_Objective_
Where the data below has the string "Merchandise", return the whole line.

_Supplied material_
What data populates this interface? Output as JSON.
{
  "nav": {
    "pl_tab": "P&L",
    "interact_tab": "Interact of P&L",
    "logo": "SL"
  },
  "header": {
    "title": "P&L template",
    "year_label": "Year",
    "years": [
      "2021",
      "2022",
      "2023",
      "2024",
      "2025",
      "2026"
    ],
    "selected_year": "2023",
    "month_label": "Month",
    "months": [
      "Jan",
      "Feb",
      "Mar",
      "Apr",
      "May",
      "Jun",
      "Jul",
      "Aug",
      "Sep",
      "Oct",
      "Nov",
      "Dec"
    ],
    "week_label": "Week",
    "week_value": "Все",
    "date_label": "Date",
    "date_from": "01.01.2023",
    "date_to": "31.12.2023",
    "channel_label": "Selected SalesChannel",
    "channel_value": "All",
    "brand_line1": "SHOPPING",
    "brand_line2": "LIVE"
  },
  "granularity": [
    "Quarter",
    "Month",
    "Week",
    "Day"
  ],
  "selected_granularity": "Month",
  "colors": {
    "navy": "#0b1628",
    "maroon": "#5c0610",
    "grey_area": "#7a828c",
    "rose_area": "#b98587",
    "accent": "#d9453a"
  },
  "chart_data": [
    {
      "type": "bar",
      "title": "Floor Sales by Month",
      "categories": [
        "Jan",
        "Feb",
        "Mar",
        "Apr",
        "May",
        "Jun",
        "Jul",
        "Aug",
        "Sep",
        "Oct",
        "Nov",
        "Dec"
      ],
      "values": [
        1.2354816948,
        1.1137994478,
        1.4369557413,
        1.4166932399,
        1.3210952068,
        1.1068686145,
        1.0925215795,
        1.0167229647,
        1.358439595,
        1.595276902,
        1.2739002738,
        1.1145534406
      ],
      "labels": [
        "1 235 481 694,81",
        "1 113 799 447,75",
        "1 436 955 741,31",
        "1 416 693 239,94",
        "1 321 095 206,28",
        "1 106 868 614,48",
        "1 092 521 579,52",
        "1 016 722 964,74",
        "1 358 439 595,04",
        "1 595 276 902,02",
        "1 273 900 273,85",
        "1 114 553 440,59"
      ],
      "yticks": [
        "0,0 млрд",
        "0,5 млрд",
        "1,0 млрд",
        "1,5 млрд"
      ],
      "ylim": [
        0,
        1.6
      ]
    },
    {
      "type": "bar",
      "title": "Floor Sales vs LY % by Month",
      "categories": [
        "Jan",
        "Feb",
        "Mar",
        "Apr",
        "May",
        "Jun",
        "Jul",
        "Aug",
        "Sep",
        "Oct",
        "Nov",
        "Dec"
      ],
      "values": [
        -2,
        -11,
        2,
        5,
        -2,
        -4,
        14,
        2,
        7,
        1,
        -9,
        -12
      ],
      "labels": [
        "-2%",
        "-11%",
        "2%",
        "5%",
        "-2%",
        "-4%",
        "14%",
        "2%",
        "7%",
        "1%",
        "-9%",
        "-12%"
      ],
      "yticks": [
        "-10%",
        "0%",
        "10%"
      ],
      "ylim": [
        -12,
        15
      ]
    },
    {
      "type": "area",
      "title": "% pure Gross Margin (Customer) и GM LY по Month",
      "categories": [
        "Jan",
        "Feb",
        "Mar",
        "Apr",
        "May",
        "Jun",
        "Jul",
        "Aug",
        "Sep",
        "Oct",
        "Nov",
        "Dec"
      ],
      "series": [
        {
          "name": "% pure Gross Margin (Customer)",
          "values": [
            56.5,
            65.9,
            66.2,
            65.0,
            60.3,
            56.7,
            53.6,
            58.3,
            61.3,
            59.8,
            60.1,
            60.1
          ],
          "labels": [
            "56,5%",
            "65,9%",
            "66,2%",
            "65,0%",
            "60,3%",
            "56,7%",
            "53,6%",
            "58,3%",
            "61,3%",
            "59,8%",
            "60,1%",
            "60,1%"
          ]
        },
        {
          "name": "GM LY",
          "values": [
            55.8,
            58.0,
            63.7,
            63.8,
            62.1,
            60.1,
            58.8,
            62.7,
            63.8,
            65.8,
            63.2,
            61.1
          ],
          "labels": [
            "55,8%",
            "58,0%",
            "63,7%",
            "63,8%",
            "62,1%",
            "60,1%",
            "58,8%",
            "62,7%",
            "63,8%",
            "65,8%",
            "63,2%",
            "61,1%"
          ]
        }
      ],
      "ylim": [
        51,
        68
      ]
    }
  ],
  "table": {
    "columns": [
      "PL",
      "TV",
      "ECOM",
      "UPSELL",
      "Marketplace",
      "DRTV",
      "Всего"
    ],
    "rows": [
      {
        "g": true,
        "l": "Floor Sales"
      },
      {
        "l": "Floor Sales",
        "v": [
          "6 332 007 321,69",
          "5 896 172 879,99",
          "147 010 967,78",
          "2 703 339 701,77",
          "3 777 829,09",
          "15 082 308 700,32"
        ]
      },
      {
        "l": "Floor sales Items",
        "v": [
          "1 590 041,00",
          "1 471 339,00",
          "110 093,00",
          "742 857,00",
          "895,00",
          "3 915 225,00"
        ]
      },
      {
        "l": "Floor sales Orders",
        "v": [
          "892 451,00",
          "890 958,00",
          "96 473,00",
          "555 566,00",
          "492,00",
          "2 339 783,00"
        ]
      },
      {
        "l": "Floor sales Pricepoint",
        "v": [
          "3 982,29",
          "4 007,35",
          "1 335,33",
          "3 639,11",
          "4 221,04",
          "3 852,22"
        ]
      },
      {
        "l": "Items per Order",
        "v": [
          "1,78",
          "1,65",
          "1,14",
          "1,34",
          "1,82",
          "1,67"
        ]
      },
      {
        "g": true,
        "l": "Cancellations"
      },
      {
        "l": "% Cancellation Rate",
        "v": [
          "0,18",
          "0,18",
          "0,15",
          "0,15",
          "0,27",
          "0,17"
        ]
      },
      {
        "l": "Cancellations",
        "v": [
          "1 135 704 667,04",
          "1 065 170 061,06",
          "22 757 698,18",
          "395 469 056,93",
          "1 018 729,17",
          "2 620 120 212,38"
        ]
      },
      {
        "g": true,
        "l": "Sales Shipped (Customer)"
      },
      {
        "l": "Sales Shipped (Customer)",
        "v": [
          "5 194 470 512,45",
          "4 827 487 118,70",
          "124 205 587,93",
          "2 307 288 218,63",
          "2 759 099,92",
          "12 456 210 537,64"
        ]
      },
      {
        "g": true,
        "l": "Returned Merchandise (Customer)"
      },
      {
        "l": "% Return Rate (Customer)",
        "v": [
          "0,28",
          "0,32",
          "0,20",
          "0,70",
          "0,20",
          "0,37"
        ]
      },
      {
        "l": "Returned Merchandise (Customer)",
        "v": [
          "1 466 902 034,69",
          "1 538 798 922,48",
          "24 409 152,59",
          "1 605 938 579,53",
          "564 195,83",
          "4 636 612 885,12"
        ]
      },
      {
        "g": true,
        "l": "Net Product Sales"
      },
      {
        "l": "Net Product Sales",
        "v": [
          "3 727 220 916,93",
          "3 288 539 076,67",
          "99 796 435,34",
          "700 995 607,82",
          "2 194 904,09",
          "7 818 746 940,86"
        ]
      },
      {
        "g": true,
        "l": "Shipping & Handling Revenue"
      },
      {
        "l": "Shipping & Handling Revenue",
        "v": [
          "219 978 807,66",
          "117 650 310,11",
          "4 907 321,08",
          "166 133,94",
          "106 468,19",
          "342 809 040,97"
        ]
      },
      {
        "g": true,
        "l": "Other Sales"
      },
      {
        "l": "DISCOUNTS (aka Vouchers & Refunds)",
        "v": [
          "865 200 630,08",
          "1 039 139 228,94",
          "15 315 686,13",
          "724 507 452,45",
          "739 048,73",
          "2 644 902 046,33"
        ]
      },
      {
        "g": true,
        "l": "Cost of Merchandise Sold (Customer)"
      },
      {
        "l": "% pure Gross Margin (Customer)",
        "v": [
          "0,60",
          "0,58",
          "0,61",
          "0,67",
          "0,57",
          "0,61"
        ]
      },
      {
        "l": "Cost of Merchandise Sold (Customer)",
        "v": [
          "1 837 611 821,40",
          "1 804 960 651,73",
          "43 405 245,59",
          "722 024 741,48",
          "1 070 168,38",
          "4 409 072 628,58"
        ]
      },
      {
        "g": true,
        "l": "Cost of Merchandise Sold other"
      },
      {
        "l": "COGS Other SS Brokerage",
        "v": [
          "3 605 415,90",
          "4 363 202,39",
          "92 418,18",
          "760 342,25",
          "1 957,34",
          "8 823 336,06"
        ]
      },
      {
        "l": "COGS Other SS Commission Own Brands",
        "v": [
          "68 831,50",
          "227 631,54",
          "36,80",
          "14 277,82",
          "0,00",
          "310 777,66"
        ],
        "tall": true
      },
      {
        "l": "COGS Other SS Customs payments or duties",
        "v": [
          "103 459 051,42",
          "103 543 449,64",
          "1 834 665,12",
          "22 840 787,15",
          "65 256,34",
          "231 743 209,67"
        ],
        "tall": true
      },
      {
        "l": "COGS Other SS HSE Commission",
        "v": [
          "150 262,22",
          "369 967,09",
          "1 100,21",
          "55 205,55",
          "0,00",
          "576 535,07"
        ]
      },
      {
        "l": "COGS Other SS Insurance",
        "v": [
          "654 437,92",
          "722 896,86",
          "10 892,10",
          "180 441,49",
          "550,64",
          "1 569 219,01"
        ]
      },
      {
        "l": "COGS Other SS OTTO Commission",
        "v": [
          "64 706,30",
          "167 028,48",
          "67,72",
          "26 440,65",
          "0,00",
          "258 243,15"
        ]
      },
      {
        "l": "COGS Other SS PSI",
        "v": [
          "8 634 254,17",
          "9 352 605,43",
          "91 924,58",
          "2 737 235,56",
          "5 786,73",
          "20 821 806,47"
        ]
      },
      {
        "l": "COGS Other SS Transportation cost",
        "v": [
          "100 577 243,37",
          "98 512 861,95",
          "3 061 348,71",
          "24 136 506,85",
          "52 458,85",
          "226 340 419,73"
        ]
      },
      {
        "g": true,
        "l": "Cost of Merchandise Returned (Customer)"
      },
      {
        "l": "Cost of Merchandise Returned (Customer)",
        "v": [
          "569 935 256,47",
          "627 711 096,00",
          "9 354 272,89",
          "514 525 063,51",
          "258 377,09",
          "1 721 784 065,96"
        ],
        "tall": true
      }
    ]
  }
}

_Answer to this task_
        "l": "Returned Merchandise (Customer)"
        "l": "Returned Merchandise (Customer)",
        "l": "Cost of Merchandise Sold (Customer)"
        "l": "Cost of Merchandise Sold (Customer)",
        "l": "Cost of Merchandise Sold other"
        "l": "Cost of Merchandise Returned (Customer)"
        "l": "Cost of Merchandise Returned (Customer)",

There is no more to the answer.